Summer began on Friday, around five in the afternoon, when I arrived at home. As soon as we got out of the car, I immediately felt the heat rising from the sun-baked stones. Grandma was outside, in the garden, hanging out the clothes on the drying rack, hidden in the shade of the bay tree, finally without the woollen cardigan she wears for at least eight months a year. 

I hugged Noa, who was waiting for us at the gate, wagging her tail, tousled as usual, and I looked around, aware for the first time of where I was, of the season and the blinding light of an early summer afternoon. The grass had grown out of control, just like the rose bushes, that this year had elected June as their month. The brambles along the road were dotted with white flowers, as fleeting as this feeling of lightheartedness of the first days of summer.

In the last weeks, I’ve been completely absorbed by cooking classes, photo shootings and the preparation of a speech on Tuscan PDO and PGI products for BuyFood Toscana. If I am worried about something, I don’t even realize what’s going on outside my window. A public speech, in English, in front of so many people, certainly falls into the category of those tasks that make me slightly nervous. For days I roamed around the house holding the crumpled pages of my speech, trying to learn it by heart, forgetting everything else. I had not noticed that the most rainy, humid and cold spring of the last few years had finally given way to the new season.

On Friday, coming home after the event, elated for the speech and light as after an exam, I realised that summer had arrived.

And summer found me totally unprepared, with the duvet still on the bed and the plaid abandoned on the sofa in the living room, with my coasts hanging on the coat rack along with the woollen scarves, without my favourite teas for the scorching hot afternoons and with a couple of spring recipe still in draft here on the blog.

I looked at this strawberry tart and I told myself that, after all, it is always the right time to make it: a Sunday gathering with the family, an invitation to a friend’s house, but also one of those afternoon teas in the garden that then, lazily, turn into into a dinner. It could not wait there, in the archive, for another year, could it?

Strawberry tart with elderflower pastry cream

Strawberry tart with elderflower pastry cream

I’ve made this strawberry tart quite a few times in May, when the weather was cooler, when the elderflowers were still fragrant and immaculate, speckles of light along the country roads, and when the strawberries would steal the show from any other ingredient on the market stalls.

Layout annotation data
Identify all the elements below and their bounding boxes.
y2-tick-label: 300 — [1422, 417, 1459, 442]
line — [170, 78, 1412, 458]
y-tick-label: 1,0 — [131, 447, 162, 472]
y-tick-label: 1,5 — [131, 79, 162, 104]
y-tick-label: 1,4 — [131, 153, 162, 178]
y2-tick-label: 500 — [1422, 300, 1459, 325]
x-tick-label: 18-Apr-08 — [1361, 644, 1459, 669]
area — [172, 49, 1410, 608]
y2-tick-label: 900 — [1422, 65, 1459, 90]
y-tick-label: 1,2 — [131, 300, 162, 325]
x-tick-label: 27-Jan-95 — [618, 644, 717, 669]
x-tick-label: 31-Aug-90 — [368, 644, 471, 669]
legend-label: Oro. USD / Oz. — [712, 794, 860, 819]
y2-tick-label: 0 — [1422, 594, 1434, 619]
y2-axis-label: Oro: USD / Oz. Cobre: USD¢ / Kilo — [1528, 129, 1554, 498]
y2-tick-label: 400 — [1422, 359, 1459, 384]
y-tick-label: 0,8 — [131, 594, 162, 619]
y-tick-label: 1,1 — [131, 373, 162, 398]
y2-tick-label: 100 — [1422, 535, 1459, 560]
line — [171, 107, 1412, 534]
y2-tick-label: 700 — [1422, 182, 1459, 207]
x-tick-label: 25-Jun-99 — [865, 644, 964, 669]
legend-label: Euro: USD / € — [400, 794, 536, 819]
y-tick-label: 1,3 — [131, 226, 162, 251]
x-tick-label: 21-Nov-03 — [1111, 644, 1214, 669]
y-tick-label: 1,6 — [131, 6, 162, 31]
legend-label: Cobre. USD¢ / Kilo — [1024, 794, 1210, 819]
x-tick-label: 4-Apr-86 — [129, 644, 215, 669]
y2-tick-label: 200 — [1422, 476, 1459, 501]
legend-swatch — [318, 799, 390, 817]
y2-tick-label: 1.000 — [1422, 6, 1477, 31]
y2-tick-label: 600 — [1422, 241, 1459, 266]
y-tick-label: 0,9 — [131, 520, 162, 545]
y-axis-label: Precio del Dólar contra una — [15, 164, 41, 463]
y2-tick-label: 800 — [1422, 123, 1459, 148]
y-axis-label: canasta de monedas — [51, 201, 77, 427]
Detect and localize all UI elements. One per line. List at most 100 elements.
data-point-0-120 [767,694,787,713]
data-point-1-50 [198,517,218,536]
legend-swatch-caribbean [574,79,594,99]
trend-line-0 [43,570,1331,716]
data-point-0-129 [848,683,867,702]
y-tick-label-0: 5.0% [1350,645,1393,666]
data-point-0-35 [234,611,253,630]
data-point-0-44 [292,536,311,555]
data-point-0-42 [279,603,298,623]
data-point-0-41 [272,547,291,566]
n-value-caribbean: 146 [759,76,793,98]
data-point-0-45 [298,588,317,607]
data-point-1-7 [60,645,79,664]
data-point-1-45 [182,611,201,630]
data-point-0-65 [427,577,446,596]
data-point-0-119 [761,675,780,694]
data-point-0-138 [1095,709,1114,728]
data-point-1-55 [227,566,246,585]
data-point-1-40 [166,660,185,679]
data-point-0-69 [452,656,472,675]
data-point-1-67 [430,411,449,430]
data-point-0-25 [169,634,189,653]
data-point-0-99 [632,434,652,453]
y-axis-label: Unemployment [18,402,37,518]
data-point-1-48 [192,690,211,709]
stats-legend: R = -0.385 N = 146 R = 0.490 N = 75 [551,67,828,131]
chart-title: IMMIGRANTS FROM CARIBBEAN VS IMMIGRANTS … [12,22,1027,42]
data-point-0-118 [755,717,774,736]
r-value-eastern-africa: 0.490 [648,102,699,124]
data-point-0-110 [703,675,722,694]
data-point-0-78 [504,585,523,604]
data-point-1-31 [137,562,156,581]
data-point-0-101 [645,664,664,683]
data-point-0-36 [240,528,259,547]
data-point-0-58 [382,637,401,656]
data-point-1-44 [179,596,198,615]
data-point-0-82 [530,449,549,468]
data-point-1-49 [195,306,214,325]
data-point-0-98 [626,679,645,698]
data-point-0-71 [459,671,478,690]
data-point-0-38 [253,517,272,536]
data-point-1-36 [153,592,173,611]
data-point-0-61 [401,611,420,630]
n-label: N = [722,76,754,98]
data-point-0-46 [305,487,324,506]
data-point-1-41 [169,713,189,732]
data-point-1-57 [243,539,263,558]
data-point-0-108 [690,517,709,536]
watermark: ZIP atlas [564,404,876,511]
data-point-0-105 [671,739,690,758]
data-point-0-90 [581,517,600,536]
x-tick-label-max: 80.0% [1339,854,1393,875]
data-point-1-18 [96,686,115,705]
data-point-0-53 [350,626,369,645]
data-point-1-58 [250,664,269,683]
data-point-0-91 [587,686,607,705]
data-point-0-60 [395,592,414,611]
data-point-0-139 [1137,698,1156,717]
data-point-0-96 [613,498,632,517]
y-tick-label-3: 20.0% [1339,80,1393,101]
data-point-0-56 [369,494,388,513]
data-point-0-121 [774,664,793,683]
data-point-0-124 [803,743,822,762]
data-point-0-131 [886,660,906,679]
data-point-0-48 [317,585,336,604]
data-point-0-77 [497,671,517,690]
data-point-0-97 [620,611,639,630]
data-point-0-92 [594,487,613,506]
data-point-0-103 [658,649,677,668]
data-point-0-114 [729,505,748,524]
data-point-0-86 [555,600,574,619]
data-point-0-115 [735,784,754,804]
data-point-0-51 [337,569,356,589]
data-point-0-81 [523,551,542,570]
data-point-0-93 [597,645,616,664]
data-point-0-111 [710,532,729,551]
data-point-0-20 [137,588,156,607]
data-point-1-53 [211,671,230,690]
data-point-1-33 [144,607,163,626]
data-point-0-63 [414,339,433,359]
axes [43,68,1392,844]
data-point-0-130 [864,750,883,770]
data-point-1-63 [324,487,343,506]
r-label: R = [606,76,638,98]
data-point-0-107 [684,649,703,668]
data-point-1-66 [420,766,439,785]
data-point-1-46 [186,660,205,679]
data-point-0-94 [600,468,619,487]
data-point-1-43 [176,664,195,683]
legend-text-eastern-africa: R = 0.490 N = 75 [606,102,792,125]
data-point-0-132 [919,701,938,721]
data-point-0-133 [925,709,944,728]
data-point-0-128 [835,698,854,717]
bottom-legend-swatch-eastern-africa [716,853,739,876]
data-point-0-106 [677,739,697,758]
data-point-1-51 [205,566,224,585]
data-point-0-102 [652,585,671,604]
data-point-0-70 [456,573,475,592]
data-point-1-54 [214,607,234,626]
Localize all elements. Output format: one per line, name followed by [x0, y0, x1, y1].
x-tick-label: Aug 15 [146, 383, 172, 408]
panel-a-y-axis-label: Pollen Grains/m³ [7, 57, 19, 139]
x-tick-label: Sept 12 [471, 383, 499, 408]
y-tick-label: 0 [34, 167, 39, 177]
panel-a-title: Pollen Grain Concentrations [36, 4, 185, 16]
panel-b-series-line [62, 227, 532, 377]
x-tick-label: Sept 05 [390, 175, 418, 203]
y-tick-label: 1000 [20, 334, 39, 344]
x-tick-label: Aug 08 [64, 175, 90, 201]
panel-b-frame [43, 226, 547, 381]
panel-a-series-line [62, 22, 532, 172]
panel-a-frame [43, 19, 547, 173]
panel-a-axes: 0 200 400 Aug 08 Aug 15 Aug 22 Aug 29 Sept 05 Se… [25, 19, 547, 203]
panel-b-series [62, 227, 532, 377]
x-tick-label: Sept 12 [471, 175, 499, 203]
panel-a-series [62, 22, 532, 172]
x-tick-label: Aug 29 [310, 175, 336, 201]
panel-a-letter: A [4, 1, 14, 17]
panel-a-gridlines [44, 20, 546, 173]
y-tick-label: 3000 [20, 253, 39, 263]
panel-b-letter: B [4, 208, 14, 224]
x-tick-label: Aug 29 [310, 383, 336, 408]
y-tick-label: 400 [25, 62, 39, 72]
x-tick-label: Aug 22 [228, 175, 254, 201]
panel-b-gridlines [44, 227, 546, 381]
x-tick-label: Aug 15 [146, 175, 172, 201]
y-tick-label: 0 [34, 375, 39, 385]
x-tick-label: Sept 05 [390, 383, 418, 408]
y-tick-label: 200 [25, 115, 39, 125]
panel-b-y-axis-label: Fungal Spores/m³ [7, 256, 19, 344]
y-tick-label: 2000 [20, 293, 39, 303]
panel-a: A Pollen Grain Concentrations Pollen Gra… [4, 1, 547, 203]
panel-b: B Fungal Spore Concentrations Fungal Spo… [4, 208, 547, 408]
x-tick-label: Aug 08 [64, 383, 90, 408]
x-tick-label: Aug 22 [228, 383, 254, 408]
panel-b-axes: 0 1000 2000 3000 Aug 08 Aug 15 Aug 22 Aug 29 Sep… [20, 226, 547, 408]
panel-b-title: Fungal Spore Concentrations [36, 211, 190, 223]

■ What to work on ■
(1) From the passage about the start of summer, extract the stretch from "In the last" through "the new season.".
(2) Copy the stretch of the records from their start through the line containing "x-tick-label: 27-Jan-95 —".
The passage and the records are unrelated and stand apart from each other.

■ Expected responses ■
(1)
In the last weeks, I’ve been completely absorbed by cooking classes, photo shootings and the preparation of a speech on Tuscan PDO and PGI products for BuyFood Toscana. If I am worried about something, I don’t even realize what’s going on outside my window. A public speech, in English, in front of so many people, certainly falls into the category of those tasks that make me slightly nervous. For days I roamed around the house holding the crumpled pages of my speech, trying to learn it by heart, forgetting everything else. I had not noticed that the most rainy, humid and cold spring of the last few years had finally given way to the new season.

(2)
Identify all the elements below and their bounding boxes.
y2-tick-label: 300 — [1422, 417, 1459, 442]
line — [170, 78, 1412, 458]
y-tick-label: 1,0 — [131, 447, 162, 472]
y-tick-label: 1,5 — [131, 79, 162, 104]
y-tick-label: 1,4 — [131, 153, 162, 178]
y2-tick-label: 500 — [1422, 300, 1459, 325]
x-tick-label: 18-Apr-08 — [1361, 644, 1459, 669]
area — [172, 49, 1410, 608]
y2-tick-label: 900 — [1422, 65, 1459, 90]
y-tick-label: 1,2 — [131, 300, 162, 325]
x-tick-label: 27-Jan-95 — [618, 644, 717, 669]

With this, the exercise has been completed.